--- start DATASET EXTRACT ---

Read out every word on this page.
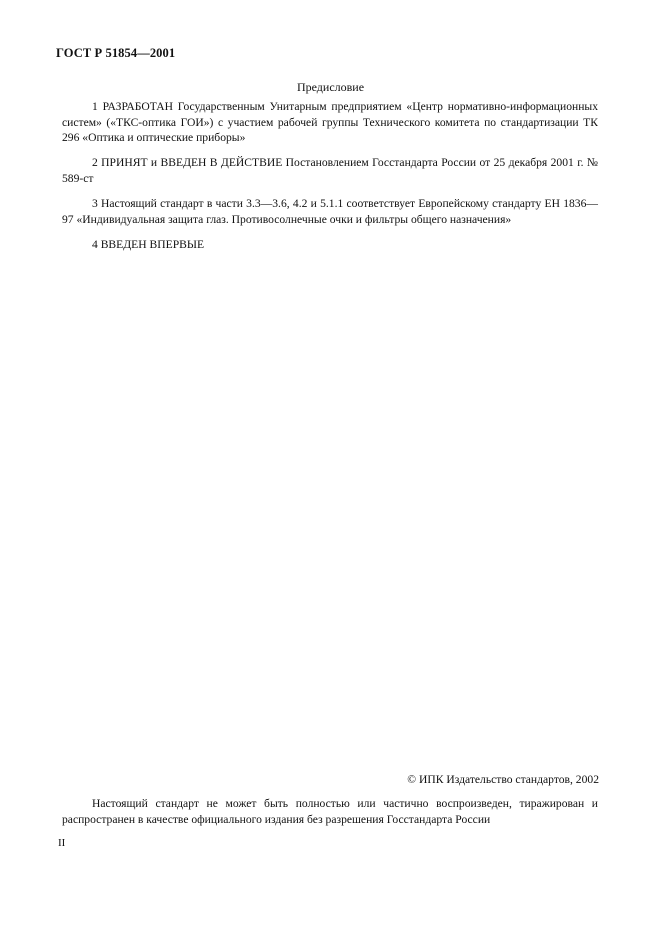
ГОСТ Р 51854—2001
Предисловие
1 РАЗРАБОТАН Государственным Унитарным предприятием «Центр нормативно-информационных систем» («ТКС-оптика ГОИ») с участием рабочей группы Технического комитета по стандартизации ТК 296 «Оптика и оптические приборы»
2 ПРИНЯТ и ВВЕДЕН В ДЕЙСТВИЕ Постановлением Госстандарта России от 25 декабря 2001 г. № 589-ст
3 Настоящий стандарт в части 3.3—3.6, 4.2 и 5.1.1 соответствует Европейскому стандарту ЕН 1836—97 «Индивидуальная защита глаз. Противосолнечные очки и фильтры общего назначения»
4 ВВЕДЕН ВПЕРВЫЕ
© ИПК Издательство стандартов, 2002
Настоящий стандарт не может быть полностью или частично воспроизведен, тиражирован и распространен в качестве официального издания без разрешения Госстандарта России
II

--- end DATASET EXTRACT ---

Using the records above, retype everything exactly except the pictures.

## RESPONSE TO THE TASK
Read out every word on this page.
ГОСТ Р 51854—2001
Предисловие
1 РАЗРАБОТАН Государственным Унитарным предприятием «Центр нормативно-информационных систем» («ТКС-оптика ГОИ») с участием рабочей группы Технического комитета по стандартизации ТК 296 «Оптика и оптические приборы»
2 ПРИНЯТ и ВВЕДЕН В ДЕЙСТВИЕ Постановлением Госстандарта России от 25 декабря 2001 г. № 589-ст
3 Настоящий стандарт в части 3.3—3.6, 4.2 и 5.1.1 соответствует Европейскому стандарту ЕН 1836—97 «Индивидуальная защита глаз. Противосолнечные очки и фильтры общего назначения»
4 ВВЕДЕН ВПЕРВЫЕ
© ИПК Издательство стандартов, 2002
Настоящий стандарт не может быть полностью или частично воспроизведен, тиражирован и распространен в качестве официального издания без разрешения Госстандарта России
II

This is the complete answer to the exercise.